> _Your instructions_
Gather each line of the records where "σύμβολο" appears.

> _Supplied records_
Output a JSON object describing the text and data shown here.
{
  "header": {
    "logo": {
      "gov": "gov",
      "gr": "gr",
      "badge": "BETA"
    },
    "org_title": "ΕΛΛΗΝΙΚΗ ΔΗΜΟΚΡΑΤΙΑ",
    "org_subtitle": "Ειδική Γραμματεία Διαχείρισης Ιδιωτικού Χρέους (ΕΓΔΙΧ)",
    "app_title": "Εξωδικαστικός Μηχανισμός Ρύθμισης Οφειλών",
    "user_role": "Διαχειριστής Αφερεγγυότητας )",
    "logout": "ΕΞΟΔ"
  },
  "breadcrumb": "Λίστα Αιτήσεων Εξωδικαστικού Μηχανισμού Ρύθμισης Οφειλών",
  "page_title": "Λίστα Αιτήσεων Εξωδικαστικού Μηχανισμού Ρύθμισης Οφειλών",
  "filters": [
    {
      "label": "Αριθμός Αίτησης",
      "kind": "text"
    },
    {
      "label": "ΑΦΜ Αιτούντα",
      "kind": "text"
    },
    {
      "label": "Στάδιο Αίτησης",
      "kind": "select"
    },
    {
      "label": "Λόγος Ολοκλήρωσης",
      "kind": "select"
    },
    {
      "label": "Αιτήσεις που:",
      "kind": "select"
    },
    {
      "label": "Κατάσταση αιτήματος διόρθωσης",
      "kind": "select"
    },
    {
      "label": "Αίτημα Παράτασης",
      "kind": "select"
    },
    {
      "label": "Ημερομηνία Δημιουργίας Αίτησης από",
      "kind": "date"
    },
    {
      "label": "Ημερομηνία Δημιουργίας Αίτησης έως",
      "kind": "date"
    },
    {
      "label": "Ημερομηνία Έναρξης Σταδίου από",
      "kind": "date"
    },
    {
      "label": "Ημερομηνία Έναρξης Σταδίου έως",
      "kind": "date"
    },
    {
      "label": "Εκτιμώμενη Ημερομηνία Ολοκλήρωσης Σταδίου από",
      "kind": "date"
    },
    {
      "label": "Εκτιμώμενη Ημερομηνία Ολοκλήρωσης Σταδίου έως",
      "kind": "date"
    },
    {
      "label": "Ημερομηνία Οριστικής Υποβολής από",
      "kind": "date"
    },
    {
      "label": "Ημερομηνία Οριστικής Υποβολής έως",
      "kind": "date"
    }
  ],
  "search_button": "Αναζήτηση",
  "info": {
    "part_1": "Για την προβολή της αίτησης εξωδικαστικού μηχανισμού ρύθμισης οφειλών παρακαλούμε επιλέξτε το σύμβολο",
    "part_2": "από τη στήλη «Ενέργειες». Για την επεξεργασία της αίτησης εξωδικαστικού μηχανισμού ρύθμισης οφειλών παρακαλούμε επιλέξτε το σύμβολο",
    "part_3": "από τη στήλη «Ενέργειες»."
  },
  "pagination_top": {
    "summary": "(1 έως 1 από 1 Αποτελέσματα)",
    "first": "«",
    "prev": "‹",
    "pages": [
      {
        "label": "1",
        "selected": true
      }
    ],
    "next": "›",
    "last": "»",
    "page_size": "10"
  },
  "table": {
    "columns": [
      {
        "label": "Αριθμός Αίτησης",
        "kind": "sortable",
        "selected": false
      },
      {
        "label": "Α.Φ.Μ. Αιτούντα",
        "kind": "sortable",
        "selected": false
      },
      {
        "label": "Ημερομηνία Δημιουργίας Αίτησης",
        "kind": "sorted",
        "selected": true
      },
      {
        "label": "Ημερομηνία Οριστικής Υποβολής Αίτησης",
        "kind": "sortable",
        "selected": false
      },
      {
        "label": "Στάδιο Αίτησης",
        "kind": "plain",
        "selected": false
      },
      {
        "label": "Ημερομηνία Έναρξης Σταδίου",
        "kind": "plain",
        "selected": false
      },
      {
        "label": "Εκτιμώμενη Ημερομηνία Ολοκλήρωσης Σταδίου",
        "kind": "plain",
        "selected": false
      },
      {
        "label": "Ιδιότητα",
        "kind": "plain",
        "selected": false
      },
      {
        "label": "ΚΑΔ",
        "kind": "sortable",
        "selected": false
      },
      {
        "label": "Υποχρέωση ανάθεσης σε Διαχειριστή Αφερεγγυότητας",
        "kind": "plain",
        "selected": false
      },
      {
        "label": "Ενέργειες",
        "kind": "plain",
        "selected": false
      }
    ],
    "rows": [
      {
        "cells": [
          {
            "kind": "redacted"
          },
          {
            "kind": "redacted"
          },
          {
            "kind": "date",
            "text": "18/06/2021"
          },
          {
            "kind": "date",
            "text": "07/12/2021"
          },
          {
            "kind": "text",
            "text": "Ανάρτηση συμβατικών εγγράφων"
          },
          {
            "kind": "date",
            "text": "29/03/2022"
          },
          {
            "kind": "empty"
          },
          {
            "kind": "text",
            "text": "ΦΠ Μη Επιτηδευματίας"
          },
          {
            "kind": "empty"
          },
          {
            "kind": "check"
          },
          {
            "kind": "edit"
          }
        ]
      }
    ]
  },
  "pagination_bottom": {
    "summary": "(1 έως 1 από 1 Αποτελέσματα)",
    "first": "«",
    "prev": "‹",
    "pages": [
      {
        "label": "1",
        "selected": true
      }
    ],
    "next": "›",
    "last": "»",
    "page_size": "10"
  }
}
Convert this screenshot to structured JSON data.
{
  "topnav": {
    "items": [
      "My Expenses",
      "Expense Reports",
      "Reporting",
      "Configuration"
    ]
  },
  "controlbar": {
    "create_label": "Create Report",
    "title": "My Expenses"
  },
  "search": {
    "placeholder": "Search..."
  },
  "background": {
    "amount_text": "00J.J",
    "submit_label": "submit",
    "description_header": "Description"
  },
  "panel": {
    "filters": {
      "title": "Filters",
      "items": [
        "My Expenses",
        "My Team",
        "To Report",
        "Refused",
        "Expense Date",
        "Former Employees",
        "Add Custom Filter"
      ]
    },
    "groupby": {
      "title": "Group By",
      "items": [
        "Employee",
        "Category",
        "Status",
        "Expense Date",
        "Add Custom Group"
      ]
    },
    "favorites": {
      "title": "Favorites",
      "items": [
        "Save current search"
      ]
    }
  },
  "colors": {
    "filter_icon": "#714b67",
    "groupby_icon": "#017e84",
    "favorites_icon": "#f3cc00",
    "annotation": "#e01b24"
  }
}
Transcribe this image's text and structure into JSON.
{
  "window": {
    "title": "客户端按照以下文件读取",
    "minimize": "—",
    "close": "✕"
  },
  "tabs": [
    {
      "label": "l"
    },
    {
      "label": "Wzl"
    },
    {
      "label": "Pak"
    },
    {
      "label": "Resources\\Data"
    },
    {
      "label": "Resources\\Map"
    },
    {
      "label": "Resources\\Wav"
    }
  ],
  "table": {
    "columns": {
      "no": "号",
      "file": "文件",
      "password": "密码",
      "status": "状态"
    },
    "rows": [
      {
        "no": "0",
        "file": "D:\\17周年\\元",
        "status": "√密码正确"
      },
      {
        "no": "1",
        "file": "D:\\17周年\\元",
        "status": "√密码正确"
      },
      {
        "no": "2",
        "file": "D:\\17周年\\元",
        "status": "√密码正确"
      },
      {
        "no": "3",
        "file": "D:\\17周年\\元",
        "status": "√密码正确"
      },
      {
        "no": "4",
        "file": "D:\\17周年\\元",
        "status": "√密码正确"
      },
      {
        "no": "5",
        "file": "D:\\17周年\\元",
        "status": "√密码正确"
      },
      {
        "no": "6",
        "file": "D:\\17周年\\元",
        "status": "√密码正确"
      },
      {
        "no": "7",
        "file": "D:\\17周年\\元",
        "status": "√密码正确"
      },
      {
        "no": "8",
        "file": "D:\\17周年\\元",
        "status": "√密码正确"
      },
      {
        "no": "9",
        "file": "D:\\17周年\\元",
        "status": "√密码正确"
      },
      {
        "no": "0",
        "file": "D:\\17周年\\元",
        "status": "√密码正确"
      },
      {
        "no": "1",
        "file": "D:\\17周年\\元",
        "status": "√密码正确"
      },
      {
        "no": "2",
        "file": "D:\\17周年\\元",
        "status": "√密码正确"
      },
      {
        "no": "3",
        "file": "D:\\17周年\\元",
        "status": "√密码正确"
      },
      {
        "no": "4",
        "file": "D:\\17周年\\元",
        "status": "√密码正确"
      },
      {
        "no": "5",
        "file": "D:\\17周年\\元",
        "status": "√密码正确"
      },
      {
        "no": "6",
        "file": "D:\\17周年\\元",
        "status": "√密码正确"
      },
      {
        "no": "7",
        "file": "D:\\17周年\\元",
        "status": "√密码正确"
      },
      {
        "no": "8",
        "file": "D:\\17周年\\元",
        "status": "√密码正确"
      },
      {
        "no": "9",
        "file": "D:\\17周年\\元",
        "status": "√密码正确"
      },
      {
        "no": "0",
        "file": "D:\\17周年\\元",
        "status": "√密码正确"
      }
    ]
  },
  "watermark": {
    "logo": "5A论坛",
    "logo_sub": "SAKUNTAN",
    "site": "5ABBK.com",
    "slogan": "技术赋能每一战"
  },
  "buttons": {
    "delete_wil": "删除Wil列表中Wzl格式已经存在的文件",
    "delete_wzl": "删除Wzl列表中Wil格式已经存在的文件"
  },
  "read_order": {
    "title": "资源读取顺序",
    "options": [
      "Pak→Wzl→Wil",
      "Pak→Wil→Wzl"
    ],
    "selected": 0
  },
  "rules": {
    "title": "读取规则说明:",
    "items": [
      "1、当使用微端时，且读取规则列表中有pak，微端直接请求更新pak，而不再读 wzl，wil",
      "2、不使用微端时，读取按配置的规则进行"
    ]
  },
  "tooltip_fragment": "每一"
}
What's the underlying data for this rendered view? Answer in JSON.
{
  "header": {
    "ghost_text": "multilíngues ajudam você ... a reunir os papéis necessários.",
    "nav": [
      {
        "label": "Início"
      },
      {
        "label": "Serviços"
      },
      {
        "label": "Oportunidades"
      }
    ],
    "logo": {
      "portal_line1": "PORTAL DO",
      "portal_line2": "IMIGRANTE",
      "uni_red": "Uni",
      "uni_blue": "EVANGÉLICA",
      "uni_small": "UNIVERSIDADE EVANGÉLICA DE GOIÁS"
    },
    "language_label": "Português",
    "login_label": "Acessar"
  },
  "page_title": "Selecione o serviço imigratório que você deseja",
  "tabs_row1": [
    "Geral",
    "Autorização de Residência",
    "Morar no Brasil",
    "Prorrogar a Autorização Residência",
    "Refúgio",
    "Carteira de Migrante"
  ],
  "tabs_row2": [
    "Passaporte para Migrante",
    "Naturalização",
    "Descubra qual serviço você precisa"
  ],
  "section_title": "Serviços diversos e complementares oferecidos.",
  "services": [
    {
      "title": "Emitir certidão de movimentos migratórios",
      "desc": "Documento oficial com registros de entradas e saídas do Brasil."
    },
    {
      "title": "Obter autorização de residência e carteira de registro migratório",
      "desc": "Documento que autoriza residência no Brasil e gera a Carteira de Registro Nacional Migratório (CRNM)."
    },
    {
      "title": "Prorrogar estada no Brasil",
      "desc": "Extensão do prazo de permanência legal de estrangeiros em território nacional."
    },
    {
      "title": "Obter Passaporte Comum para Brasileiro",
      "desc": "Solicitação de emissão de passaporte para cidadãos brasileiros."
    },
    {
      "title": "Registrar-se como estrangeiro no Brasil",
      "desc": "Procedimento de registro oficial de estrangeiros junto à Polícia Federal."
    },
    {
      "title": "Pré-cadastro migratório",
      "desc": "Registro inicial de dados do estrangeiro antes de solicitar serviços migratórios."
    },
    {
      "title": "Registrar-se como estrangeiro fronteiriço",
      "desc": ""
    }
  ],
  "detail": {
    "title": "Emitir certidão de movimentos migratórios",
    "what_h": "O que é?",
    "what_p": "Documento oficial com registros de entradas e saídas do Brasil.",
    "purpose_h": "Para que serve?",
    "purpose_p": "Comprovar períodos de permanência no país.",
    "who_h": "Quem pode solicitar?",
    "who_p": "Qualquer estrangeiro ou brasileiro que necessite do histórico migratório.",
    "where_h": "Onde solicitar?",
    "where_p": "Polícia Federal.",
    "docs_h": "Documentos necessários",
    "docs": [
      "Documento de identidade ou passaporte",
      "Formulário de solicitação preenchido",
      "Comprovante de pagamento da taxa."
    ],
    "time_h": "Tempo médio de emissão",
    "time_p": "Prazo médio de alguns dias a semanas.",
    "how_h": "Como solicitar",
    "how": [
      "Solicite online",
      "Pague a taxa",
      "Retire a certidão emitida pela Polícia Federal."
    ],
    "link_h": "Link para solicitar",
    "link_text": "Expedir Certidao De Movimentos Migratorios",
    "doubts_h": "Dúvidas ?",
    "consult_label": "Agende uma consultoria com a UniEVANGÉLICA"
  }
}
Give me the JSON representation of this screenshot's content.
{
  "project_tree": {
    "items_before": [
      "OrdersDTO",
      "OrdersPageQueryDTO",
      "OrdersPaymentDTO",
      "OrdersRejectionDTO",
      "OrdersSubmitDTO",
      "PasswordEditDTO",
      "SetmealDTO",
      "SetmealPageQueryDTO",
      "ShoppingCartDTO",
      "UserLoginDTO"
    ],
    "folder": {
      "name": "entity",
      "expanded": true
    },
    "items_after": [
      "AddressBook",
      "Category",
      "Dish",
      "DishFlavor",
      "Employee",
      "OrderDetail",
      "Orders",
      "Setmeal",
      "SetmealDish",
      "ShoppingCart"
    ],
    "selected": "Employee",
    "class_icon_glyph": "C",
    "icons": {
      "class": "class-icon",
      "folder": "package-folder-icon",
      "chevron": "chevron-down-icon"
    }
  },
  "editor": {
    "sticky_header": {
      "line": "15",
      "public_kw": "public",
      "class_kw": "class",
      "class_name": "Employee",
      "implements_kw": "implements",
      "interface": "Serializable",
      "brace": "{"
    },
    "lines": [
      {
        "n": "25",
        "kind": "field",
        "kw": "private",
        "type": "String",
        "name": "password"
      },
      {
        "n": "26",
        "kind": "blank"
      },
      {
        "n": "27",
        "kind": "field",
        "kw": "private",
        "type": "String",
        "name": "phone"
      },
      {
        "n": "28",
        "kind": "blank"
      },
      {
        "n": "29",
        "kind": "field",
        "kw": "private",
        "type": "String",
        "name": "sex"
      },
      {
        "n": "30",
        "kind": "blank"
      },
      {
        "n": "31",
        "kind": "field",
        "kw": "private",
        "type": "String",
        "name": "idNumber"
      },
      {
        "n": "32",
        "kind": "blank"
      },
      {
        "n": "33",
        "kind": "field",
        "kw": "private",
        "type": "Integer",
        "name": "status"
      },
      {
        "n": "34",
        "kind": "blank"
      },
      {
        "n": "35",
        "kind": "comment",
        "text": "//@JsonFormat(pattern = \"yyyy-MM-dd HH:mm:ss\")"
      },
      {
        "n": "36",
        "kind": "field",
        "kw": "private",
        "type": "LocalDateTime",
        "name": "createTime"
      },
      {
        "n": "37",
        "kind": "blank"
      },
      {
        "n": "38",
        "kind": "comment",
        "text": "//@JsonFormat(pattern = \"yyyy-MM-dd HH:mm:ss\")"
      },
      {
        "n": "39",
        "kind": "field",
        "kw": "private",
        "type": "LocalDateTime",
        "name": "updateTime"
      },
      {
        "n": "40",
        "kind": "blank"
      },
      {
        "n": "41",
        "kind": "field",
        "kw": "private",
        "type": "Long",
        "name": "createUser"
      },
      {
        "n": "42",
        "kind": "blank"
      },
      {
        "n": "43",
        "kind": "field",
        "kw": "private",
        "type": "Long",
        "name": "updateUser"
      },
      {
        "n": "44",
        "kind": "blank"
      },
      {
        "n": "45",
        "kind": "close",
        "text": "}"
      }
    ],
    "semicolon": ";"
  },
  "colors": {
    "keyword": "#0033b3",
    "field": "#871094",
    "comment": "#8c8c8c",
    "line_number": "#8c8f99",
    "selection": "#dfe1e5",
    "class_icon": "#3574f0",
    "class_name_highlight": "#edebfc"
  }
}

> _Worked solution_
    "part_1": "Για την προβολή της αίτησης εξωδικαστικού μηχανισμού ρύθμισης οφειλών παρακαλούμε επιλέξτε το σύμβολο",
    "part_2": "από τη στήλη «Ενέργειες». Για την επεξεργασία της αίτησης εξωδικαστικού μηχανισμού ρύθμισης οφειλών παρακαλούμε επιλέξτε το σύμβολο",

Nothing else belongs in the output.